··· INPUT

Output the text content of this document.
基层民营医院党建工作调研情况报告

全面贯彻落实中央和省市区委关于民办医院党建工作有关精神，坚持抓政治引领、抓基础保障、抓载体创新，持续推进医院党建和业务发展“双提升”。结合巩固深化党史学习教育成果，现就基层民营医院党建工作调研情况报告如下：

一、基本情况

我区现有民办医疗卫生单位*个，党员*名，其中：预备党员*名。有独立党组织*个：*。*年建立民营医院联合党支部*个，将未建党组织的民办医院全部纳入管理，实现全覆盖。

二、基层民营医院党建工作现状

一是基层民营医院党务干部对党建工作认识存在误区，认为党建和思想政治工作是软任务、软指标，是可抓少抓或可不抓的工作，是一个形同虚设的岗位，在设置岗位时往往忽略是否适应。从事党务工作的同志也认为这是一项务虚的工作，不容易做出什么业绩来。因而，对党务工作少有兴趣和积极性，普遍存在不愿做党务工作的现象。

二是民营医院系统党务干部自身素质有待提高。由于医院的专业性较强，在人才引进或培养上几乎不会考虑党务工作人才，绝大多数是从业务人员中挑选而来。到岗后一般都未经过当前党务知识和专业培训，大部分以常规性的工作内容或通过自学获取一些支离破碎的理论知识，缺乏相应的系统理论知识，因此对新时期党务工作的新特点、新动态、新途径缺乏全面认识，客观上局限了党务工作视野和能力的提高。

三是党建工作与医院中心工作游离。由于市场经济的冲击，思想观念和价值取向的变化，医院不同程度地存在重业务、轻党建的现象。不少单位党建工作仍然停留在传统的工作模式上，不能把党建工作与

······

▸ **TASK TO COMPLETE**:
Transcribe every entry exactly.

▸ **SOLUTION TO THIS EXERCISE**:
Output the text content of this document.
基层民营医院党建工作调研情况报告

全面贯彻落实中央和省市区委关于民办医院党建工作有关精神，坚持抓政治引领、抓基础保障、抓载体创新，持续推进医院党建和业务发展“双提升”。结合巩固深化党史学习教育成果，现就基层民营医院党建工作调研情况报告如下：

一、基本情况

我区现有民办医疗卫生单位*个，党员*名，其中：预备党员*名。有独立党组织*个：*。*年建立民营医院联合党支部*个，将未建党组织的民办医院全部纳入管理，实现全覆盖。

二、基层民营医院党建工作现状

一是基层民营医院党务干部对党建工作认识存在误区，认为党建和思想政治工作是软任务、软指标，是可抓少抓或可不抓的工作，是一个形同虚设的岗位，在设置岗位时往往忽略是否适应。从事党务工作的同志也认为这是一项务虚的工作，不容易做出什么业绩来。因而，对党务工作少有兴趣和积极性，普遍存在不愿做党务工作的现象。

二是民营医院系统党务干部自身素质有待提高。由于医院的专业性较强，在人才引进或培养上几乎不会考虑党务工作人才，绝大多数是从业务人员中挑选而来。到岗后一般都未经过当前党务知识和专业培训，大部分以常规性的工作内容或通过自学获取一些支离破碎的理论知识，缺乏相应的系统理论知识，因此对新时期党务工作的新特点、新动态、新途径缺乏全面认识，客观上局限了党务工作视野和能力的提高。

三是党建工作与医院中心工作游离。由于市场经济的冲击，思想观念和价值取向的变化，医院不同程度地存在重业务、轻党建的现象。不少单位党建工作仍然停留在传统的工作模式上，不能把党建工作与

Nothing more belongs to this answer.